[Excerpts from a figure dataset]
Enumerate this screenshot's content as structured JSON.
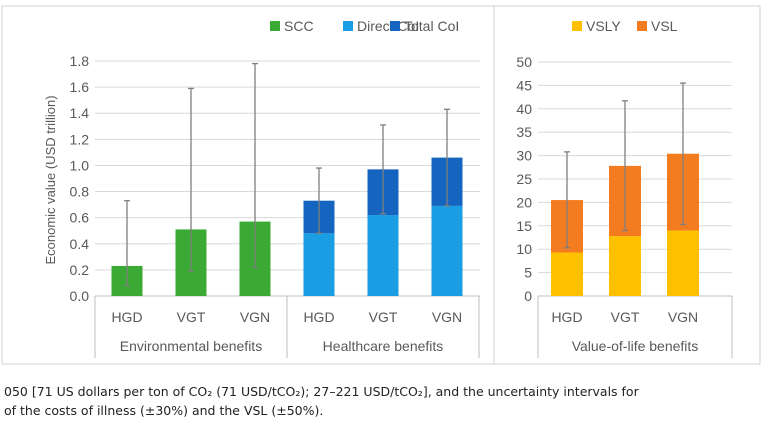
{
  "chart_data": [
    {
      "type": "bar",
      "stacked": true,
      "legend_position": "top-right",
      "ylabel": "Economic value (USD trillion)",
      "ylim": [
        0,
        1.8
      ],
      "yticks": [
        "0.0",
        "0.2",
        "0.4",
        "0.6",
        "0.8",
        "1.0",
        "1.2",
        "1.4",
        "1.6",
        "1.8"
      ],
      "grid": true,
      "categories": [
        "HGD",
        "VGT",
        "VGN",
        "HGD",
        "VGT",
        "VGN"
      ],
      "groups": [
        "Environmental benefits",
        "Healthcare benefits"
      ],
      "legend": [
        {
          "name": "SCC",
          "color": "#3aaa35"
        },
        {
          "name": "Direct CoI",
          "color": "#1a9de2"
        },
        {
          "name": "Total CoI",
          "color": "#1565c0"
        }
      ],
      "bars": [
        {
          "category": "HGD",
          "group": "Environmental benefits",
          "segments": [
            {
              "series": "SCC",
              "value": 0.23
            }
          ],
          "error": [
            0.08,
            0.73
          ]
        },
        {
          "category": "VGT",
          "group": "Environmental benefits",
          "segments": [
            {
              "series": "SCC",
              "value": 0.51
            }
          ],
          "error": [
            0.19,
            1.59
          ]
        },
        {
          "category": "VGN",
          "group": "Environmental benefits",
          "segments": [
            {
              "series": "SCC",
              "value": 0.57
            }
          ],
          "error": [
            0.22,
            1.78
          ]
        },
        {
          "category": "HGD",
          "group": "Healthcare benefits",
          "segments": [
            {
              "series": "Direct CoI",
              "value": 0.48
            },
            {
              "series": "Total CoI",
              "value": 0.25
            }
          ],
          "error": [
            0.48,
            0.98
          ]
        },
        {
          "category": "VGT",
          "group": "Healthcare benefits",
          "segments": [
            {
              "series": "Direct CoI",
              "value": 0.62
            },
            {
              "series": "Total CoI",
              "value": 0.35
            }
          ],
          "error": [
            0.63,
            1.31
          ]
        },
        {
          "category": "VGN",
          "group": "Healthcare benefits",
          "segments": [
            {
              "series": "Direct CoI",
              "value": 0.69
            },
            {
              "series": "Total CoI",
              "value": 0.37
            }
          ],
          "error": [
            0.69,
            1.43
          ]
        }
      ]
    },
    {
      "type": "bar",
      "stacked": true,
      "legend_position": "top",
      "ylim": [
        0,
        50
      ],
      "yticks": [
        "0",
        "5",
        "10",
        "15",
        "20",
        "25",
        "30",
        "35",
        "40",
        "45",
        "50"
      ],
      "grid": true,
      "categories": [
        "HGD",
        "VGT",
        "VGN"
      ],
      "groups": [
        "Value-of-life benefits"
      ],
      "legend": [
        {
          "name": "VSLY",
          "color": "#ffc000"
        },
        {
          "name": "VSL",
          "color": "#f47c20"
        }
      ],
      "bars": [
        {
          "category": "HGD",
          "group": "Value-of-life benefits",
          "segments": [
            {
              "series": "VSLY",
              "value": 9.3
            },
            {
              "series": "VSL",
              "value": 11.2
            }
          ],
          "error": [
            10.3,
            30.8
          ]
        },
        {
          "category": "VGT",
          "group": "Value-of-life benefits",
          "segments": [
            {
              "series": "VSLY",
              "value": 12.8
            },
            {
              "series": "VSL",
              "value": 15.0
            }
          ],
          "error": [
            14.0,
            41.7
          ]
        },
        {
          "category": "VGN",
          "group": "Value-of-life benefits",
          "segments": [
            {
              "series": "VSLY",
              "value": 14.0
            },
            {
              "series": "VSL",
              "value": 16.4
            }
          ],
          "error": [
            15.3,
            45.5
          ]
        }
      ]
    }
  ],
  "caption": {
    "line1": "050 [71 US dollars per ton of CO₂ (71 USD/tCO₂); 27–221 USD/tCO₂], and the uncertainty intervals for",
    "line2": "of the costs of illness (±30%) and the VSL (±50%)."
  }
}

*Task*:
Copy out all the data without changing anything, and drop the pictures.

*Right answer*:
Enumerate this screenshot's content as structured JSON.
{
  "chart_data": [
    {
      "type": "bar",
      "stacked": true,
      "legend_position": "top-right",
      "ylabel": "Economic value (USD trillion)",
      "ylim": [
        0,
        1.8
      ],
      "yticks": [
        "0.0",
        "0.2",
        "0.4",
        "0.6",
        "0.8",
        "1.0",
        "1.2",
        "1.4",
        "1.6",
        "1.8"
      ],
      "grid": true,
      "categories": [
        "HGD",
        "VGT",
        "VGN",
        "HGD",
        "VGT",
        "VGN"
      ],
      "groups": [
        "Environmental benefits",
        "Healthcare benefits"
      ],
      "legend": [
        {
          "name": "SCC",
          "color": "#3aaa35"
        },
        {
          "name": "Direct CoI",
          "color": "#1a9de2"
        },
        {
          "name": "Total CoI",
          "color": "#1565c0"
        }
      ],
      "bars": [
        {
          "category": "HGD",
          "group": "Environmental benefits",
          "segments": [
            {
              "series": "SCC",
              "value": 0.23
            }
          ],
          "error": [
            0.08,
            0.73
          ]
        },
        {
          "category": "VGT",
          "group": "Environmental benefits",
          "segments": [
            {
              "series": "SCC",
              "value": 0.51
            }
          ],
          "error": [
            0.19,
            1.59
          ]
        },
        {
          "category": "VGN",
          "group": "Environmental benefits",
          "segments": [
            {
              "series": "SCC",
              "value": 0.57
            }
          ],
          "error": [
            0.22,
            1.78
          ]
        },
        {
          "category": "HGD",
          "group": "Healthcare benefits",
          "segments": [
            {
              "series": "Direct CoI",
              "value": 0.48
            },
            {
              "series": "Total CoI",
              "value": 0.25
            }
          ],
          "error": [
            0.48,
            0.98
          ]
        },
        {
          "category": "VGT",
          "group": "Healthcare benefits",
          "segments": [
            {
              "series": "Direct CoI",
              "value": 0.62
            },
            {
              "series": "Total CoI",
              "value": 0.35
            }
          ],
          "error": [
            0.63,
            1.31
          ]
        },
        {
          "category": "VGN",
          "group": "Healthcare benefits",
          "segments": [
            {
              "series": "Direct CoI",
              "value": 0.69
            },
            {
              "series": "Total CoI",
              "value": 0.37
            }
          ],
          "error": [
            0.69,
            1.43
          ]
        }
      ]
    },
    {
      "type": "bar",
      "stacked": true,
      "legend_position": "top",
      "ylim": [
        0,
        50
      ],
      "yticks": [
        "0",
        "5",
        "10",
        "15",
        "20",
        "25",
        "30",
        "35",
        "40",
        "45",
        "50"
      ],
      "grid": true,
      "categories": [
        "HGD",
        "VGT",
        "VGN"
      ],
      "groups": [
        "Value-of-life benefits"
      ],
      "legend": [
        {
          "name": "VSLY",
          "color": "#ffc000"
        },
        {
          "name": "VSL",
          "color": "#f47c20"
        }
      ],
      "bars": [
        {
          "category": "HGD",
          "group": "Value-of-life benefits",
          "segments": [
            {
              "series": "VSLY",
              "value": 9.3
            },
            {
              "series": "VSL",
              "value": 11.2
            }
          ],
          "error": [
            10.3,
            30.8
          ]
        },
        {
          "category": "VGT",
          "group": "Value-of-life benefits",
          "segments": [
            {
              "series": "VSLY",
              "value": 12.8
            },
            {
              "series": "VSL",
              "value": 15.0
            }
          ],
          "error": [
            14.0,
            41.7
          ]
        },
        {
          "category": "VGN",
          "group": "Value-of-life benefits",
          "segments": [
            {
              "series": "VSLY",
              "value": 14.0
            },
            {
              "series": "VSL",
              "value": 16.4
            }
          ],
          "error": [
            15.3,
            45.5
          ]
        }
      ]
    }
  ],
  "caption": {
    "line1": "050 [71 US dollars per ton of CO₂ (71 USD/tCO₂); 27–221 USD/tCO₂], and the uncertainty intervals for",
    "line2": "of the costs of illness (±30%) and the VSL (±50%)."
  }
}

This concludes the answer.